Exercise details :: Return each line containing "plein".

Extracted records
— START —

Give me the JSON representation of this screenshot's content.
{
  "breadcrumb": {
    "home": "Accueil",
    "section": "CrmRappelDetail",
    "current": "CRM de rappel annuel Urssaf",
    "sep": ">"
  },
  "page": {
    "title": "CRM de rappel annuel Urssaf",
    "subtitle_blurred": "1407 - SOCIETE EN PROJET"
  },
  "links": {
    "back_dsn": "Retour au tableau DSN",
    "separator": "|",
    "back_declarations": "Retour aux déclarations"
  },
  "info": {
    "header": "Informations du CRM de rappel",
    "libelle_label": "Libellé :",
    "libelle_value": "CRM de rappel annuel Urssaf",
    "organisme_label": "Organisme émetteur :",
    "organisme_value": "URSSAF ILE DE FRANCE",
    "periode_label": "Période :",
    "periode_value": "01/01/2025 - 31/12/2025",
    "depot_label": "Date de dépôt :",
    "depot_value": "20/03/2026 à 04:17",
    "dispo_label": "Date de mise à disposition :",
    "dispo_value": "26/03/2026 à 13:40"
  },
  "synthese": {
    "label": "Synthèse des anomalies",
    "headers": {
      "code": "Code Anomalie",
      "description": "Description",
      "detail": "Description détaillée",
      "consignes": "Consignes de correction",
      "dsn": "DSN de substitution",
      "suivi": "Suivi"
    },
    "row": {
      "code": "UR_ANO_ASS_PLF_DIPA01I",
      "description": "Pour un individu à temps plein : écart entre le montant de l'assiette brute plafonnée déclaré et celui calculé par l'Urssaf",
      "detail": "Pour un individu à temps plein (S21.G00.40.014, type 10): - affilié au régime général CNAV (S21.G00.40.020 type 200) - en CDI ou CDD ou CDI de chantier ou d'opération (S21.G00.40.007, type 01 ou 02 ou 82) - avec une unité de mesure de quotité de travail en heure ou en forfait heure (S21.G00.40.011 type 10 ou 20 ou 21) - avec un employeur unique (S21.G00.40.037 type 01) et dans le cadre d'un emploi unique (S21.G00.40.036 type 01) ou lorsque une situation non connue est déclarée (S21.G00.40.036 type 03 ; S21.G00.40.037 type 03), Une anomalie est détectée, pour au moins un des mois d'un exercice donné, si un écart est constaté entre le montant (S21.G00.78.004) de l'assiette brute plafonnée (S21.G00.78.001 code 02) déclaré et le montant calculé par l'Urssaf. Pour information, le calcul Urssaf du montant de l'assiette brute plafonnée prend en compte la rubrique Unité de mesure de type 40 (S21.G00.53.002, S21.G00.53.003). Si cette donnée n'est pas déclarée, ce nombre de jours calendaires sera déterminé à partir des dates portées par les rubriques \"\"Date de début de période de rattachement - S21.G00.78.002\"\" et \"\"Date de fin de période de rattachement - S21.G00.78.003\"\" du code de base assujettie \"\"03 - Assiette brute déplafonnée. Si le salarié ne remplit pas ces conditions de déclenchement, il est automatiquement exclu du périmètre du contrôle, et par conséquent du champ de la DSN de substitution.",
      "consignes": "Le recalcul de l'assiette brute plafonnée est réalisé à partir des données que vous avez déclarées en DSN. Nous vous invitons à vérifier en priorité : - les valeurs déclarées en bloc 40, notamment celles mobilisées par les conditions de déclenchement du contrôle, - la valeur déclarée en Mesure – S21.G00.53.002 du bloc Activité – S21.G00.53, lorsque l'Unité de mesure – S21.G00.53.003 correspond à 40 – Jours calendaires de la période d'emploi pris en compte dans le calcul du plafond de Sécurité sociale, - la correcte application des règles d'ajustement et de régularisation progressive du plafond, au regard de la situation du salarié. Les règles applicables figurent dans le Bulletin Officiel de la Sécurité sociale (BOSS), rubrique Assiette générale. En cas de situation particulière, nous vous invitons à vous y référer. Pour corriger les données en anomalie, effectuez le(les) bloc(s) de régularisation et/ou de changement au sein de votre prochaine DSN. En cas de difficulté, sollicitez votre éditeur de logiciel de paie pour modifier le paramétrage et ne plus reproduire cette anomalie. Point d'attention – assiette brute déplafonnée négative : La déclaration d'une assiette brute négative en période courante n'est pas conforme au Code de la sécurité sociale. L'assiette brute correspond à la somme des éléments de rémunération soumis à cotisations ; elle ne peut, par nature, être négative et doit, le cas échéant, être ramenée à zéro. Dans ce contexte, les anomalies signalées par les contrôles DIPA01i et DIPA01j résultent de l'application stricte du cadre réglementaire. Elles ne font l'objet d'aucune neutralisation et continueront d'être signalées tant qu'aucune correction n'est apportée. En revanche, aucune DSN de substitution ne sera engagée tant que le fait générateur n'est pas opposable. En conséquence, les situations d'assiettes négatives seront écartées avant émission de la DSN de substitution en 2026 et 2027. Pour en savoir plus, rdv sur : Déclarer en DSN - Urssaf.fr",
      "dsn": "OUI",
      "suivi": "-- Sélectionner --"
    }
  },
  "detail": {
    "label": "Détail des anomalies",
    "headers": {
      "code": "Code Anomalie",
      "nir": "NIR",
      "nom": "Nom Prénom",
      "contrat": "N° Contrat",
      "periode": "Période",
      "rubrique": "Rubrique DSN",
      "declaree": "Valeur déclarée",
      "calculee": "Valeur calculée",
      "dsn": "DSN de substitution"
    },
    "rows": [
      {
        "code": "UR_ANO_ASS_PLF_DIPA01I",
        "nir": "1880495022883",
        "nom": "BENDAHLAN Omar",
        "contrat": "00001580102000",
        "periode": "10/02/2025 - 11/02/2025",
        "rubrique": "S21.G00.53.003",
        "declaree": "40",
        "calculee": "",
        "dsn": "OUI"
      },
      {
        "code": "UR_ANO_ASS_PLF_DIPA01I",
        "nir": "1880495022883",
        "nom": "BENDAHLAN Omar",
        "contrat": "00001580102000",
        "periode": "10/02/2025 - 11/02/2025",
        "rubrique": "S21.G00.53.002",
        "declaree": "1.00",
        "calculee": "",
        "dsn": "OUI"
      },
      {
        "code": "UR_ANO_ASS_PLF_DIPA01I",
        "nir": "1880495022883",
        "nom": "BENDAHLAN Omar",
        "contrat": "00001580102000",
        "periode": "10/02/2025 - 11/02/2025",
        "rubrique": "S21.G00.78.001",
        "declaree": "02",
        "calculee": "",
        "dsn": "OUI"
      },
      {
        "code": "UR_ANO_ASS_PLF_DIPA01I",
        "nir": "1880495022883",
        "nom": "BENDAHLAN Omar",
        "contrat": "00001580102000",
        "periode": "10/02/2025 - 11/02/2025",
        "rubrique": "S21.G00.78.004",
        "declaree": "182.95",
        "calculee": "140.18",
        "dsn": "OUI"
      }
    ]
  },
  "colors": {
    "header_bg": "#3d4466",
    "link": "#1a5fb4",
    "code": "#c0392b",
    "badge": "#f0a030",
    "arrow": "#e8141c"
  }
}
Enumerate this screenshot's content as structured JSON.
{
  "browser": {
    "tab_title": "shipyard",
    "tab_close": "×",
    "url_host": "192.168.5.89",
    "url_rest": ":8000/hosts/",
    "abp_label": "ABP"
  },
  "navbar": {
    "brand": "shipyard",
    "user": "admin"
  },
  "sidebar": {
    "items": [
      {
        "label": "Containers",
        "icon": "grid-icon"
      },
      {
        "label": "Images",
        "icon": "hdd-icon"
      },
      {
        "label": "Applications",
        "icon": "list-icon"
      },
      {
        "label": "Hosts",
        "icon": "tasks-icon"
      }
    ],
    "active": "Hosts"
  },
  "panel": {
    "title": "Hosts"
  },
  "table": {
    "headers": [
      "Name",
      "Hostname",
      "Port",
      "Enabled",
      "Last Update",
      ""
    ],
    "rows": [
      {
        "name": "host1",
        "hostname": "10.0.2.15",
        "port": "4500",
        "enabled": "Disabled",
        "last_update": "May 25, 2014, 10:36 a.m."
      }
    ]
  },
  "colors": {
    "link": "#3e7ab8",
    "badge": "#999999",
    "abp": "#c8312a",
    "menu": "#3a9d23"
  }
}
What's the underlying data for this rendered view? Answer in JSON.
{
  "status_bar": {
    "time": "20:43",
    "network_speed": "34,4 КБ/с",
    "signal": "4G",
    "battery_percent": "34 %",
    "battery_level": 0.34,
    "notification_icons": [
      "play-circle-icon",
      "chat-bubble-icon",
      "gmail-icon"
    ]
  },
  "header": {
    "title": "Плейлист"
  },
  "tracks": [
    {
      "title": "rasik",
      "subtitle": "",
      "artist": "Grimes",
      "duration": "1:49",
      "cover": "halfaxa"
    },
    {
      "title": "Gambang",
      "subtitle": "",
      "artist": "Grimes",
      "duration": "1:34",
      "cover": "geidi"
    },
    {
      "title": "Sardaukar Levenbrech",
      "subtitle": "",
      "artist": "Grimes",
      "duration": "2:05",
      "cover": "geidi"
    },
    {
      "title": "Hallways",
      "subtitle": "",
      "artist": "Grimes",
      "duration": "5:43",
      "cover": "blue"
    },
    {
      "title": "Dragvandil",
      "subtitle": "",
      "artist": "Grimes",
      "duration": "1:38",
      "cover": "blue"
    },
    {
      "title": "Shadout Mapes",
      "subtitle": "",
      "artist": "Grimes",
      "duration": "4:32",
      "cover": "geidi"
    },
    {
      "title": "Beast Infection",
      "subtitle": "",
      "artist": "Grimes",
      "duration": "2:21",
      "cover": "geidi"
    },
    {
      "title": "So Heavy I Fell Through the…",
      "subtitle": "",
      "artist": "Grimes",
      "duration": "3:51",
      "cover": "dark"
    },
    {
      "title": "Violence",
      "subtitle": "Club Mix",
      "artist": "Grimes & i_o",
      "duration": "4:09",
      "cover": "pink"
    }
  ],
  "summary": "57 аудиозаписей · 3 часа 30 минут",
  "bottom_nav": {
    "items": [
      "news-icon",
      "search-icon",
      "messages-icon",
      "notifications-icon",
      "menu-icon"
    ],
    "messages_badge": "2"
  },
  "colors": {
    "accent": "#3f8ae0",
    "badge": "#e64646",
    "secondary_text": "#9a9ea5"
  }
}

— END —

Exercise solution ::
      "description": "Pour un individu à temps plein : écart entre le montant de l'assiette brute plafonnée déclaré et celui calculé par l'Urssaf",
      "detail": "Pour un individu à temps plein (S21.G00.40.014, type 10): - affilié au régime général CNAV (S21.G00.40.020 type 200) - en CDI ou CDD ou CDI de chantier ou d'opération (S21.G00.40.007, type 01 ou 02 ou 82) - avec une unité de mesure de quotité de travail en heure ou en forfait heure (S21.G00.40.011 type 10 ou 20 ou 21) - avec un employeur unique (S21.G00.40.037 type 01) et dans le cadre d'un emploi unique (S21.G00.40.036 type 01) ou lorsque une situation non connue est déclarée (S21.G00.40.036 type 03 ; S21.G00.40.037 type 03), Une anomalie est détectée, pour au moins un des mois d'un exercice donné, si un écart est constaté entre le montant (S21.G00.78.004) de l'assiette brute plafonnée (S21.G00.78.001 code 02) déclaré et le montant calculé par l'Urssaf. Pour information, le calcul Urssaf du montant de l'assiette brute plafonnée prend en compte la rubrique Unité de mesure de type 40 (S21.G00.53.002, S21.G00.53.003). Si cette donnée n'est pas déclarée, ce nombre de jours calendaires sera déterminé à partir des dates portées par les rubriques \"\"Date de début de période de rattachement - S21.G00.78.002\"\" et \"\"Date de fin de période de rattachement - S21.G00.78.003\"\" du code de base assujettie \"\"03 - Assiette brute déplafonnée. Si le salarié ne remplit pas ces conditions de déclenchement, il est automatiquement exclu du périmètre du contrôle, et par conséquent du champ de la DSN de substitution.",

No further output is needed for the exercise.